§ **Material for the task**:

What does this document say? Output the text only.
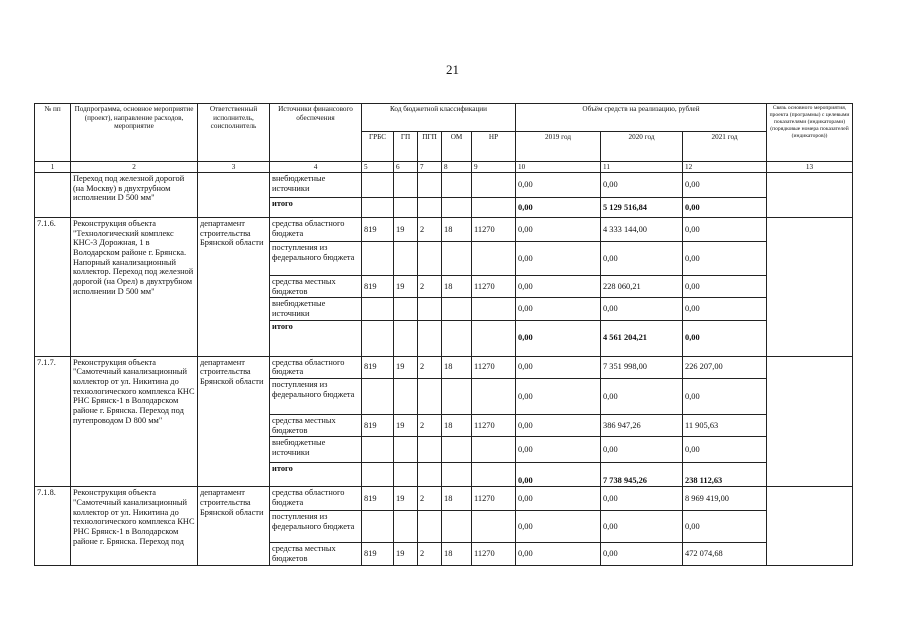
21
№ пп	Подпрограмма, основное мероприятие (проект), направление расходов, мероприятие	Ответственный исполнитель, соисполнитель	Источники финансового обеспечения	Код бюджетной классификации					Объём средств на реализацию, рублей			Связь основного мероприятия, проекта (программы) с целевыми показателями (индикаторами) (порядковые номера показателей (индикаторов))
				ГРБС	ГП	ПГП	ОМ	НР	2019 год	2020 год	2021 год	
1	2	3	4	5	6	7	8	9	10	11	12	13
	Переход под железной дорогой (на Москву) в двухтрубном исполнении D 500 мм"		внебюджетные источники						0,00	0,00	0,00	
			итого						0,00	5 129 516,84	0,00	
7.1.6.	Реконструкция объекта "Технологический комплекс КНС-3 Дорожная, 1 в Володарском районе г. Брянска. Напорный канализационный коллектор. Переход под железной дорогой (на Орел) в двухтрубном исполнении D 500 мм"	департамент строительства Брянской области	средства областного бюджета	819	19	2	18	11270	0,00	4 333 144,00	0,00	
			поступления из федерального бюджета						0,00	0,00	0,00	
			средства местных бюджетов	819	19	2	18	11270	0,00	228 060,21	0,00	
			внебюджетные источники						0,00	0,00	0,00	
			итого						0,00	4 561 204,21	0,00	
7.1.7.	Реконструкция объекта "Самотечный канализационный коллектор от ул. Никитина до технологического комплекса КНС РНС Брянск-1 в Володарском районе г. Брянска. Переход под путепроводом D 800 мм"	департамент строительства Брянской области	средства областного бюджета	819	19	2	18	11270	0,00	7 351 998,00	226 207,00	
			поступления из федерального бюджета						0,00	0,00	0,00	
			средства местных бюджетов	819	19	2	18	11270	0,00	386 947,26	11 905,63	
			внебюджетные источники						0,00	0,00	0,00	
			итого						0,00	7 738 945,26	238 112,63	
7.1.8.	Реконструкция объекта "Самотечный канализационный коллектор от ул. Никитина до технологического комплекса КНС РНС Брянск-1 в Володарском районе г. Брянска. Переход под	департамент строительства Брянской области	средства областного бюджета	819	19	2	18	11270	0,00	0,00	8 969 419,00	
			поступления из федерального бюджета						0,00	0,00	0,00	
			средства местных бюджетов	819	19	2	18	11270	0,00	0,00	472 074,68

§ **Work to do**:
Using the records above, gather all lines where the string "районе" is present.

§ **Answer**:
7.1.6.	Реконструкция объекта "Технологический комплекс КНС-3 Дорожная, 1 в Володарском районе г. Брянска. Напорный канализационный коллектор. Переход под железной дорогой (на Орел) в двухтрубном исполнении D 500 мм"	департамент строительства Брянской области	средства областного бюджета	819	19	2	18	11270	0,00	4 333 144,00	0,00	
7.1.7.	Реконструкция объекта "Самотечный канализационный коллектор от ул. Никитина до технологического комплекса КНС РНС Брянск-1 в Володарском районе г. Брянска. Переход под путепроводом D 800 мм"	департамент строительства Брянской области	средства областного бюджета	819	19	2	18	11270	0,00	7 351 998,00	226 207,00	
7.1.8.	Реконструкция объекта "Самотечный канализационный коллектор от ул. Никитина до технологического комплекса КНС РНС Брянск-1 в Володарском районе г. Брянска. Переход под	департамент строительства Брянской области	средства областного бюджета	819	19	2	18	11270	0,00	0,00	8 969 419,00	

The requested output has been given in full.